***** Working data

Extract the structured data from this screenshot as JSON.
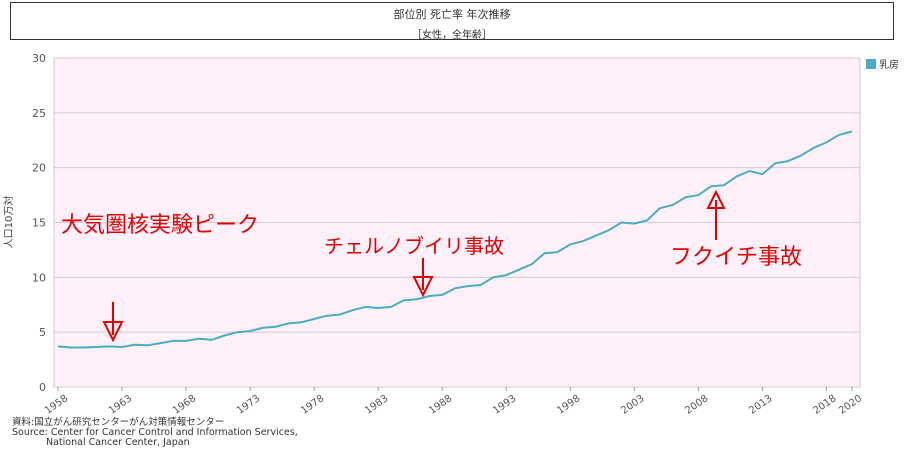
{
  "header": {
    "title": "部位別 死亡率 年次推移",
    "subtitle": "［女性，全年齢］"
  },
  "legend": {
    "label": "乳房",
    "color": "#4bacc6"
  },
  "source": {
    "line1": "資料:国立がん研究センターがん対策情報センター",
    "line2": "Source: Center for Cancer Control and Information Services,",
    "line3": "National Cancer Center, Japan"
  },
  "annotations": {
    "peak": "大気圏核実験ピーク",
    "chernobyl": "チェルノブイリ事故",
    "fukushima": "フクイチ事故"
  },
  "chart_data": {
    "type": "line",
    "ylabel": "人口10万対",
    "xlabel": "",
    "ylim": [
      0,
      30
    ],
    "yticks": [
      0,
      5,
      10,
      15,
      20,
      25,
      30
    ],
    "xticks": [
      1958,
      1963,
      1968,
      1973,
      1978,
      1983,
      1988,
      1993,
      1998,
      2003,
      2008,
      2013,
      2018,
      2020
    ],
    "xlim": [
      1958,
      2020
    ],
    "plot_background": "#fff0fa",
    "series": [
      {
        "name": "乳房",
        "color": "#4bacc6",
        "x": [
          1958,
          1959,
          1960,
          1961,
          1962,
          1963,
          1964,
          1965,
          1966,
          1967,
          1968,
          1969,
          1970,
          1971,
          1972,
          1973,
          1974,
          1975,
          1976,
          1977,
          1978,
          1979,
          1980,
          1981,
          1982,
          1983,
          1984,
          1985,
          1986,
          1987,
          1988,
          1989,
          1990,
          1991,
          1992,
          1993,
          1994,
          1995,
          1996,
          1997,
          1998,
          1999,
          2000,
          2001,
          2002,
          2003,
          2004,
          2005,
          2006,
          2007,
          2008,
          2009,
          2010,
          2011,
          2012,
          2013,
          2014,
          2015,
          2016,
          2017,
          2018,
          2019,
          2020
        ],
        "values": [
          3.7,
          3.6,
          3.6,
          3.65,
          3.7,
          3.65,
          3.85,
          3.8,
          4.0,
          4.2,
          4.2,
          4.4,
          4.3,
          4.7,
          5.0,
          5.1,
          5.4,
          5.5,
          5.8,
          5.9,
          6.2,
          6.5,
          6.6,
          7.0,
          7.3,
          7.2,
          7.3,
          7.9,
          8.0,
          8.3,
          8.4,
          9.0,
          9.2,
          9.3,
          10.0,
          10.2,
          10.7,
          11.2,
          12.2,
          12.3,
          13.0,
          13.3,
          13.8,
          14.3,
          15.0,
          14.9,
          15.2,
          16.3,
          16.6,
          17.3,
          17.5,
          18.3,
          18.4,
          19.2,
          19.7,
          19.4,
          20.4,
          20.6,
          21.1,
          21.8,
          22.3,
          23.0,
          23.3
        ]
      }
    ]
  }
}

**********

■ **Direction**:
Without the pictures, write out all of the material exactly.

■ **Task answer**:
Extract the structured data from this screenshot as JSON.
{
  "header": {
    "title": "部位別 死亡率 年次推移",
    "subtitle": "［女性，全年齢］"
  },
  "legend": {
    "label": "乳房",
    "color": "#4bacc6"
  },
  "source": {
    "line1": "資料:国立がん研究センターがん対策情報センター",
    "line2": "Source: Center for Cancer Control and Information Services,",
    "line3": "National Cancer Center, Japan"
  },
  "annotations": {
    "peak": "大気圏核実験ピーク",
    "chernobyl": "チェルノブイリ事故",
    "fukushima": "フクイチ事故"
  },
  "chart_data": {
    "type": "line",
    "ylabel": "人口10万対",
    "xlabel": "",
    "ylim": [
      0,
      30
    ],
    "yticks": [
      0,
      5,
      10,
      15,
      20,
      25,
      30
    ],
    "xticks": [
      1958,
      1963,
      1968,
      1973,
      1978,
      1983,
      1988,
      1993,
      1998,
      2003,
      2008,
      2013,
      2018,
      2020
    ],
    "xlim": [
      1958,
      2020
    ],
    "plot_background": "#fff0fa",
    "series": [
      {
        "name": "乳房",
        "color": "#4bacc6",
        "x": [
          1958,
          1959,
          1960,
          1961,
          1962,
          1963,
          1964,
          1965,
          1966,
          1967,
          1968,
          1969,
          1970,
          1971,
          1972,
          1973,
          1974,
          1975,
          1976,
          1977,
          1978,
          1979,
          1980,
          1981,
          1982,
          1983,
          1984,
          1985,
          1986,
          1987,
          1988,
          1989,
          1990,
          1991,
          1992,
          1993,
          1994,
          1995,
          1996,
          1997,
          1998,
          1999,
          2000,
          2001,
          2002,
          2003,
          2004,
          2005,
          2006,
          2007,
          2008,
          2009,
          2010,
          2011,
          2012,
          2013,
          2014,
          2015,
          2016,
          2017,
          2018,
          2019,
          2020
        ],
        "values": [
          3.7,
          3.6,
          3.6,
          3.65,
          3.7,
          3.65,
          3.85,
          3.8,
          4.0,
          4.2,
          4.2,
          4.4,
          4.3,
          4.7,
          5.0,
          5.1,
          5.4,
          5.5,
          5.8,
          5.9,
          6.2,
          6.5,
          6.6,
          7.0,
          7.3,
          7.2,
          7.3,
          7.9,
          8.0,
          8.3,
          8.4,
          9.0,
          9.2,
          9.3,
          10.0,
          10.2,
          10.7,
          11.2,
          12.2,
          12.3,
          13.0,
          13.3,
          13.8,
          14.3,
          15.0,
          14.9,
          15.2,
          16.3,
          16.6,
          17.3,
          17.5,
          18.3,
          18.4,
          19.2,
          19.7,
          19.4,
          20.4,
          20.6,
          21.1,
          21.8,
          22.3,
          23.0,
          23.3
        ]
      }
    ]
  }
}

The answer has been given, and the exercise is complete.